PROBLEM REQUIREMENTS -> Output all entries verbatim. Skip pictures.

(Collection entries)
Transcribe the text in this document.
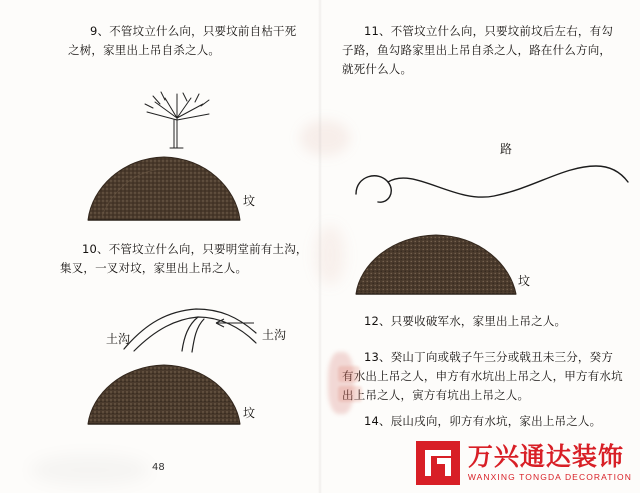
9、不管坟立什么向，只要坟前自枯干死之树，家里出上吊自杀之人。
坟
10、不管坟立什么向，只要明堂前有土沟，集叉，一叉对坟，家里出上吊之人。
土沟	土沟
坟
48
11、不管坟立什么向，只要坟前坟后左右，有勾子路，鱼勾路家里出上吊自杀之人，路在什么方向，就死什么人。
路
坟
12、只要收破军水，家里出上吊之人。
13、癸山丁向或戟子午三分或戟丑未三分，癸方有水出上吊之人，申方有水坑出上吊之人，甲方有水坑出上吊之人，寅方有坑出上吊之人。
14、辰山戌向，卯方有水坑，家出上吊之人。
万兴通达装饰
WANXING TONGDA DECORATION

WRITTEN REPLY ->
Transcribe the text in this document.
9、不管坟立什么向，只要坟前自枯干死之树，家里出上吊自杀之人。
坟
10、不管坟立什么向，只要明堂前有土沟，集叉，一叉对坟，家里出上吊之人。
土沟	土沟
坟
48
11、不管坟立什么向，只要坟前坟后左右，有勾子路，鱼勾路家里出上吊自杀之人，路在什么方向，就死什么人。
路
坟
12、只要收破军水，家里出上吊之人。
13、癸山丁向或戟子午三分或戟丑未三分，癸方有水出上吊之人，申方有水坑出上吊之人，甲方有水坑出上吊之人，寅方有坑出上吊之人。
14、辰山戌向，卯方有水坑，家出上吊之人。
万兴通达装饰
WANXING TONGDA DECORATION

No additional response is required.